Exercise aim:
Keep the pictures out of the copy and print all the entries below exactly.

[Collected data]
---*---

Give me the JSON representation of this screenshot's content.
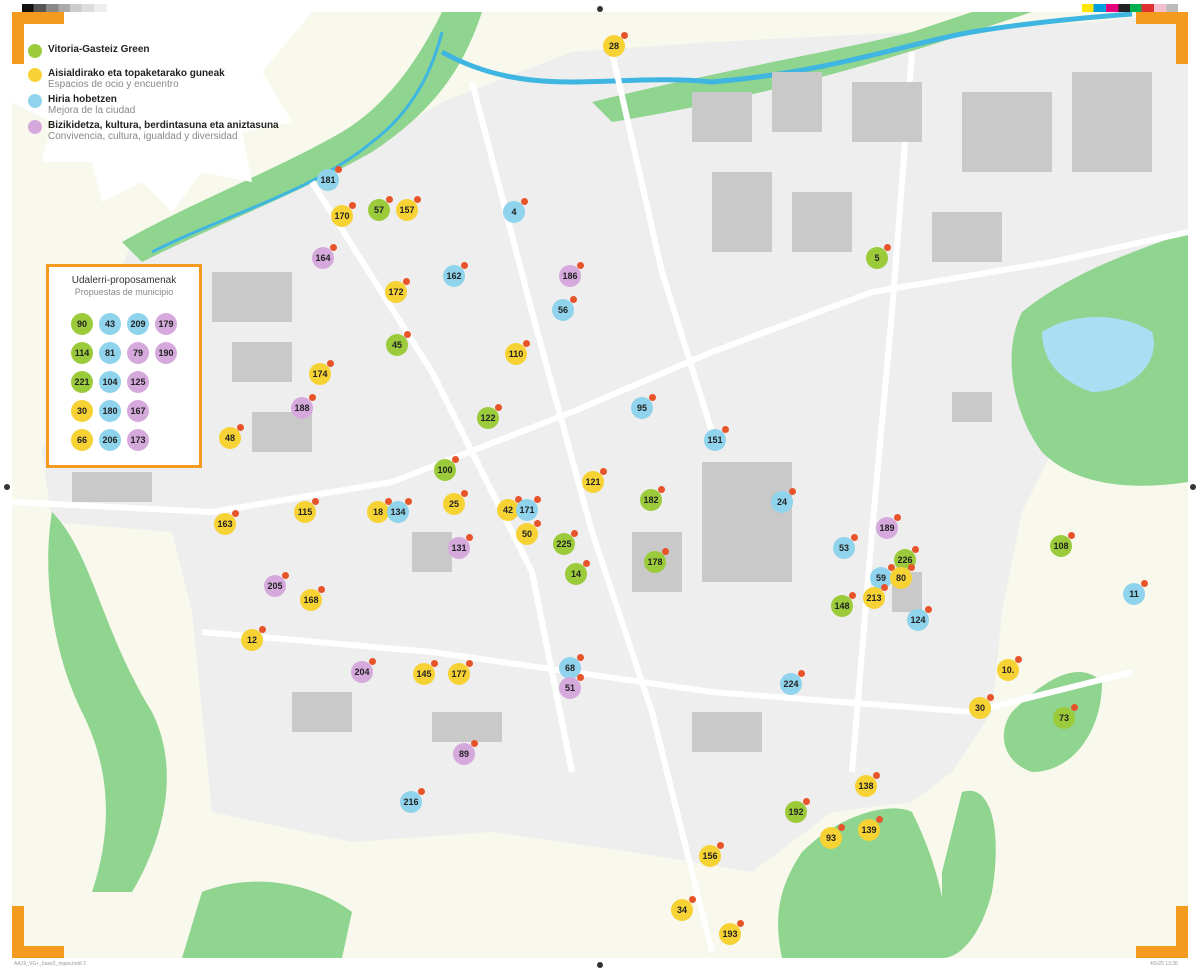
{
  "legend": {
    "items": [
      {
        "title": "Vitoria-Gasteiz Green",
        "subtitle": "",
        "color": "#9bcb3b"
      },
      {
        "title": "Aisialdirako eta topaketarako guneak",
        "subtitle": "Espacios de ocio y encuentro",
        "color": "#f7d234"
      },
      {
        "title": "Hiria hobetzen",
        "subtitle": "Mejora de la ciudad",
        "color": "#8fd3ec"
      },
      {
        "title": "Bizikidetza, kultura, berdintasuna eta aniztasuna",
        "subtitle": "Convivencia, cultura, igualdad y diversidad",
        "color": "#d6a9dd"
      }
    ]
  },
  "municipal": {
    "title": "Udalerri-proposamenak",
    "subtitle": "Propuestas de municipio",
    "chips": [
      {
        "label": "90",
        "cat": "green"
      },
      {
        "label": "43",
        "cat": "blue"
      },
      {
        "label": "209",
        "cat": "blue"
      },
      {
        "label": "179",
        "cat": "purple"
      },
      {
        "label": "114",
        "cat": "green"
      },
      {
        "label": "81",
        "cat": "blue"
      },
      {
        "label": "79",
        "cat": "purple"
      },
      {
        "label": "190",
        "cat": "purple"
      },
      {
        "label": "221",
        "cat": "green"
      },
      {
        "label": "104",
        "cat": "blue"
      },
      {
        "label": "125",
        "cat": "purple"
      },
      {
        "label": "30",
        "cat": "yellow"
      },
      {
        "label": "180",
        "cat": "blue"
      },
      {
        "label": "167",
        "cat": "purple"
      },
      {
        "label": "66",
        "cat": "yellow"
      },
      {
        "label": "206",
        "cat": "blue"
      },
      {
        "label": "173",
        "cat": "purple"
      }
    ]
  },
  "markers": [
    {
      "label": "28",
      "cat": "yellow"
    },
    {
      "label": "181",
      "cat": "blue"
    },
    {
      "label": "170",
      "cat": "yellow"
    },
    {
      "label": "57",
      "cat": "green"
    },
    {
      "label": "157",
      "cat": "yellow"
    },
    {
      "label": "4",
      "cat": "blue"
    },
    {
      "label": "164",
      "cat": "purple"
    },
    {
      "label": "162",
      "cat": "blue"
    },
    {
      "label": "186",
      "cat": "purple"
    },
    {
      "label": "5",
      "cat": "green"
    },
    {
      "label": "172",
      "cat": "yellow"
    },
    {
      "label": "56",
      "cat": "blue"
    },
    {
      "label": "45",
      "cat": "green"
    },
    {
      "label": "110",
      "cat": "yellow"
    },
    {
      "label": "174",
      "cat": "yellow"
    },
    {
      "label": "188",
      "cat": "purple"
    },
    {
      "label": "95",
      "cat": "blue"
    },
    {
      "label": "122",
      "cat": "green"
    },
    {
      "label": "48",
      "cat": "yellow"
    },
    {
      "label": "151",
      "cat": "blue"
    },
    {
      "label": "100",
      "cat": "green"
    },
    {
      "label": "121",
      "cat": "yellow"
    },
    {
      "label": "182",
      "cat": "green"
    },
    {
      "label": "24",
      "cat": "blue"
    },
    {
      "label": "25",
      "cat": "yellow"
    },
    {
      "label": "163",
      "cat": "yellow"
    },
    {
      "label": "115",
      "cat": "yellow"
    },
    {
      "label": "18",
      "cat": "yellow"
    },
    {
      "label": "134",
      "cat": "blue"
    },
    {
      "label": "42",
      "cat": "yellow"
    },
    {
      "label": "171",
      "cat": "blue"
    },
    {
      "label": "50",
      "cat": "yellow"
    },
    {
      "label": "189",
      "cat": "purple"
    },
    {
      "label": "131",
      "cat": "purple"
    },
    {
      "label": "225",
      "cat": "green"
    },
    {
      "label": "53",
      "cat": "blue"
    },
    {
      "label": "108",
      "cat": "green"
    },
    {
      "label": "178",
      "cat": "green"
    },
    {
      "label": "226",
      "cat": "green"
    },
    {
      "label": "14",
      "cat": "green"
    },
    {
      "label": "59",
      "cat": "blue"
    },
    {
      "label": "80",
      "cat": "yellow"
    },
    {
      "label": "205",
      "cat": "purple"
    },
    {
      "label": "168",
      "cat": "yellow"
    },
    {
      "label": "213",
      "cat": "yellow"
    },
    {
      "label": "148",
      "cat": "green"
    },
    {
      "label": "11",
      "cat": "blue"
    },
    {
      "label": "124",
      "cat": "blue"
    },
    {
      "label": "12",
      "cat": "yellow"
    },
    {
      "label": "68",
      "cat": "blue"
    },
    {
      "label": "204",
      "cat": "purple"
    },
    {
      "label": "145",
      "cat": "yellow"
    },
    {
      "label": "177",
      "cat": "yellow"
    },
    {
      "label": "10.",
      "cat": "yellow"
    },
    {
      "label": "51",
      "cat": "purple"
    },
    {
      "label": "224",
      "cat": "blue"
    },
    {
      "label": "30",
      "cat": "yellow"
    },
    {
      "label": "73",
      "cat": "green"
    },
    {
      "label": "89",
      "cat": "purple"
    },
    {
      "label": "138",
      "cat": "yellow"
    },
    {
      "label": "216",
      "cat": "blue"
    },
    {
      "label": "192",
      "cat": "green"
    },
    {
      "label": "139",
      "cat": "yellow"
    },
    {
      "label": "93",
      "cat": "yellow"
    },
    {
      "label": "156",
      "cat": "yellow"
    },
    {
      "label": "34",
      "cat": "yellow"
    },
    {
      "label": "193",
      "cat": "yellow"
    }
  ],
  "footer": {
    "left": "AA19_VG+_base2_mapa.indd 2",
    "right": "4/5/25 13:36"
  }
}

---*---

Output for this exercise:
Give me the JSON representation of this screenshot's content.
{
  "legend": {
    "items": [
      {
        "title": "Vitoria-Gasteiz Green",
        "subtitle": "",
        "color": "#9bcb3b"
      },
      {
        "title": "Aisialdirako eta topaketarako guneak",
        "subtitle": "Espacios de ocio y encuentro",
        "color": "#f7d234"
      },
      {
        "title": "Hiria hobetzen",
        "subtitle": "Mejora de la ciudad",
        "color": "#8fd3ec"
      },
      {
        "title": "Bizikidetza, kultura, berdintasuna eta aniztasuna",
        "subtitle": "Convivencia, cultura, igualdad y diversidad",
        "color": "#d6a9dd"
      }
    ]
  },
  "municipal": {
    "title": "Udalerri-proposamenak",
    "subtitle": "Propuestas de municipio",
    "chips": [
      {
        "label": "90",
        "cat": "green"
      },
      {
        "label": "43",
        "cat": "blue"
      },
      {
        "label": "209",
        "cat": "blue"
      },
      {
        "label": "179",
        "cat": "purple"
      },
      {
        "label": "114",
        "cat": "green"
      },
      {
        "label": "81",
        "cat": "blue"
      },
      {
        "label": "79",
        "cat": "purple"
      },
      {
        "label": "190",
        "cat": "purple"
      },
      {
        "label": "221",
        "cat": "green"
      },
      {
        "label": "104",
        "cat": "blue"
      },
      {
        "label": "125",
        "cat": "purple"
      },
      {
        "label": "30",
        "cat": "yellow"
      },
      {
        "label": "180",
        "cat": "blue"
      },
      {
        "label": "167",
        "cat": "purple"
      },
      {
        "label": "66",
        "cat": "yellow"
      },
      {
        "label": "206",
        "cat": "blue"
      },
      {
        "label": "173",
        "cat": "purple"
      }
    ]
  },
  "markers": [
    {
      "label": "28",
      "cat": "yellow"
    },
    {
      "label": "181",
      "cat": "blue"
    },
    {
      "label": "170",
      "cat": "yellow"
    },
    {
      "label": "57",
      "cat": "green"
    },
    {
      "label": "157",
      "cat": "yellow"
    },
    {
      "label": "4",
      "cat": "blue"
    },
    {
      "label": "164",
      "cat": "purple"
    },
    {
      "label": "162",
      "cat": "blue"
    },
    {
      "label": "186",
      "cat": "purple"
    },
    {
      "label": "5",
      "cat": "green"
    },
    {
      "label": "172",
      "cat": "yellow"
    },
    {
      "label": "56",
      "cat": "blue"
    },
    {
      "label": "45",
      "cat": "green"
    },
    {
      "label": "110",
      "cat": "yellow"
    },
    {
      "label": "174",
      "cat": "yellow"
    },
    {
      "label": "188",
      "cat": "purple"
    },
    {
      "label": "95",
      "cat": "blue"
    },
    {
      "label": "122",
      "cat": "green"
    },
    {
      "label": "48",
      "cat": "yellow"
    },
    {
      "label": "151",
      "cat": "blue"
    },
    {
      "label": "100",
      "cat": "green"
    },
    {
      "label": "121",
      "cat": "yellow"
    },
    {
      "label": "182",
      "cat": "green"
    },
    {
      "label": "24",
      "cat": "blue"
    },
    {
      "label": "25",
      "cat": "yellow"
    },
    {
      "label": "163",
      "cat": "yellow"
    },
    {
      "label": "115",
      "cat": "yellow"
    },
    {
      "label": "18",
      "cat": "yellow"
    },
    {
      "label": "134",
      "cat": "blue"
    },
    {
      "label": "42",
      "cat": "yellow"
    },
    {
      "label": "171",
      "cat": "blue"
    },
    {
      "label": "50",
      "cat": "yellow"
    },
    {
      "label": "189",
      "cat": "purple"
    },
    {
      "label": "131",
      "cat": "purple"
    },
    {
      "label": "225",
      "cat": "green"
    },
    {
      "label": "53",
      "cat": "blue"
    },
    {
      "label": "108",
      "cat": "green"
    },
    {
      "label": "178",
      "cat": "green"
    },
    {
      "label": "226",
      "cat": "green"
    },
    {
      "label": "14",
      "cat": "green"
    },
    {
      "label": "59",
      "cat": "blue"
    },
    {
      "label": "80",
      "cat": "yellow"
    },
    {
      "label": "205",
      "cat": "purple"
    },
    {
      "label": "168",
      "cat": "yellow"
    },
    {
      "label": "213",
      "cat": "yellow"
    },
    {
      "label": "148",
      "cat": "green"
    },
    {
      "label": "11",
      "cat": "blue"
    },
    {
      "label": "124",
      "cat": "blue"
    },
    {
      "label": "12",
      "cat": "yellow"
    },
    {
      "label": "68",
      "cat": "blue"
    },
    {
      "label": "204",
      "cat": "purple"
    },
    {
      "label": "145",
      "cat": "yellow"
    },
    {
      "label": "177",
      "cat": "yellow"
    },
    {
      "label": "10.",
      "cat": "yellow"
    },
    {
      "label": "51",
      "cat": "purple"
    },
    {
      "label": "224",
      "cat": "blue"
    },
    {
      "label": "30",
      "cat": "yellow"
    },
    {
      "label": "73",
      "cat": "green"
    },
    {
      "label": "89",
      "cat": "purple"
    },
    {
      "label": "138",
      "cat": "yellow"
    },
    {
      "label": "216",
      "cat": "blue"
    },
    {
      "label": "192",
      "cat": "green"
    },
    {
      "label": "139",
      "cat": "yellow"
    },
    {
      "label": "93",
      "cat": "yellow"
    },
    {
      "label": "156",
      "cat": "yellow"
    },
    {
      "label": "34",
      "cat": "yellow"
    },
    {
      "label": "193",
      "cat": "yellow"
    }
  ],
  "footer": {
    "left": "AA19_VG+_base2_mapa.indd 2",
    "right": "4/5/25 13:36"
  }
}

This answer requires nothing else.